------ Dataset excerpts
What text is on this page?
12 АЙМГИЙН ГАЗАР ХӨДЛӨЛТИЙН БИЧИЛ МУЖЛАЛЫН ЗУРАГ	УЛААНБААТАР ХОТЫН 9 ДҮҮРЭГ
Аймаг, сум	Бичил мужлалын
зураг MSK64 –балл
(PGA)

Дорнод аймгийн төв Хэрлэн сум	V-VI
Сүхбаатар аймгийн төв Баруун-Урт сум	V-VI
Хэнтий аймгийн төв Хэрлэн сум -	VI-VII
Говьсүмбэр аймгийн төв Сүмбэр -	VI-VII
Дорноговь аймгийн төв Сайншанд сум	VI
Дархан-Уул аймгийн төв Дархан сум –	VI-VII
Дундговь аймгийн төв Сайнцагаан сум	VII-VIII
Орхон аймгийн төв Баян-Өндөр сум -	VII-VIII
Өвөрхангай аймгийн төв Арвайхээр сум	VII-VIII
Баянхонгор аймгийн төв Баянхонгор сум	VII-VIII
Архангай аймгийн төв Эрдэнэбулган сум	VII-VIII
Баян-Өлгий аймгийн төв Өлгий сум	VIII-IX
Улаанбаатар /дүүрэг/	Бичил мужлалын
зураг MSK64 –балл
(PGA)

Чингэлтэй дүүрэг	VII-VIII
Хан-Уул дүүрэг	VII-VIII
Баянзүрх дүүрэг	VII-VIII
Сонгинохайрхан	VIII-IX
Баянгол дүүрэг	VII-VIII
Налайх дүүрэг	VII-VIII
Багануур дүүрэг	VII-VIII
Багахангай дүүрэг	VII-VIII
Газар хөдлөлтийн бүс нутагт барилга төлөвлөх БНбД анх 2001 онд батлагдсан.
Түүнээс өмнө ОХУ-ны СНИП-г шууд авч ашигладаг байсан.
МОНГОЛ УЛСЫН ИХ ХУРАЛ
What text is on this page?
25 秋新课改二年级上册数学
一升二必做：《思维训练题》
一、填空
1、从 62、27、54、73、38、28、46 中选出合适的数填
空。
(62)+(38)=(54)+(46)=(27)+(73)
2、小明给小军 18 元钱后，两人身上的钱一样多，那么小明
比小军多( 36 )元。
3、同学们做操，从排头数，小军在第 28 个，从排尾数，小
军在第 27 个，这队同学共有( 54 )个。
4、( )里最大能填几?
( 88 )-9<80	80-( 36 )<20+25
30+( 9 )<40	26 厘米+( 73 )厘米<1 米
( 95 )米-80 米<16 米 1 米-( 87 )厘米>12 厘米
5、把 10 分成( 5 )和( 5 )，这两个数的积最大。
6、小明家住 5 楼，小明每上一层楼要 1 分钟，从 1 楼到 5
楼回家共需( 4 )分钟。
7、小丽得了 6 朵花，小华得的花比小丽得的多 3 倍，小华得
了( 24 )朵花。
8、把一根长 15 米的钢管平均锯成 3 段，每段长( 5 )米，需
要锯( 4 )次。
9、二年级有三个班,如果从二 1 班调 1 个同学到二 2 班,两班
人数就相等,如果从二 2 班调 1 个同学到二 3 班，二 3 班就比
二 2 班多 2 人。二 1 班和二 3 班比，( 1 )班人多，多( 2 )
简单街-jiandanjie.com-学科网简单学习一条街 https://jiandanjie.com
------------
→ What to produce
Extract the complete data, matching each line exactly.

→ Final result
What text is on this page?
12 АЙМГИЙН ГАЗАР ХӨДЛӨЛТИЙН БИЧИЛ МУЖЛАЛЫН ЗУРАГ	УЛААНБААТАР ХОТЫН 9 ДҮҮРЭГ
Аймаг, сум	Бичил мужлалын
зураг MSK64 –балл
(PGA)

Дорнод аймгийн төв Хэрлэн сум	V-VI
Сүхбаатар аймгийн төв Баруун-Урт сум	V-VI
Хэнтий аймгийн төв Хэрлэн сум -	VI-VII
Говьсүмбэр аймгийн төв Сүмбэр -	VI-VII
Дорноговь аймгийн төв Сайншанд сум	VI
Дархан-Уул аймгийн төв Дархан сум –	VI-VII
Дундговь аймгийн төв Сайнцагаан сум	VII-VIII
Орхон аймгийн төв Баян-Өндөр сум -	VII-VIII
Өвөрхангай аймгийн төв Арвайхээр сум	VII-VIII
Баянхонгор аймгийн төв Баянхонгор сум	VII-VIII
Архангай аймгийн төв Эрдэнэбулган сум	VII-VIII
Баян-Өлгий аймгийн төв Өлгий сум	VIII-IX
Улаанбаатар /дүүрэг/	Бичил мужлалын
зураг MSK64 –балл
(PGA)

Чингэлтэй дүүрэг	VII-VIII
Хан-Уул дүүрэг	VII-VIII
Баянзүрх дүүрэг	VII-VIII
Сонгинохайрхан	VIII-IX
Баянгол дүүрэг	VII-VIII
Налайх дүүрэг	VII-VIII
Багануур дүүрэг	VII-VIII
Багахангай дүүрэг	VII-VIII
Газар хөдлөлтийн бүс нутагт барилга төлөвлөх БНбД анх 2001 онд батлагдсан.
Түүнээс өмнө ОХУ-ны СНИП-г шууд авч ашигладаг байсан.
МОНГОЛ УЛСЫН ИХ ХУРАЛ
What text is on this page?
25 秋新课改二年级上册数学
一升二必做：《思维训练题》
一、填空
1、从 62、27、54、73、38、28、46 中选出合适的数填
空。
(62)+(38)=(54)+(46)=(27)+(73)
2、小明给小军 18 元钱后，两人身上的钱一样多，那么小明
比小军多( 36 )元。
3、同学们做操，从排头数，小军在第 28 个，从排尾数，小
军在第 27 个，这队同学共有( 54 )个。
4、( )里最大能填几?
( 88 )-9<80	80-( 36 )<20+25
30+( 9 )<40	26 厘米+( 73 )厘米<1 米
( 95 )米-80 米<16 米 1 米-( 87 )厘米>12 厘米
5、把 10 分成( 5 )和( 5 )，这两个数的积最大。
6、小明家住 5 楼，小明每上一层楼要 1 分钟，从 1 楼到 5
楼回家共需( 4 )分钟。
7、小丽得了 6 朵花，小华得的花比小丽得的多 3 倍，小华得
了( 24 )朵花。
8、把一根长 15 米的钢管平均锯成 3 段，每段长( 5 )米，需
要锯( 4 )次。
9、二年级有三个班,如果从二 1 班调 1 个同学到二 2 班,两班
人数就相等,如果从二 2 班调 1 个同学到二 3 班，二 3 班就比
二 2 班多 2 人。二 1 班和二 3 班比，( 1 )班人多，多( 2 )
简单街-jiandanjie.com-学科网简单学习一条街 https://jiandanjie.com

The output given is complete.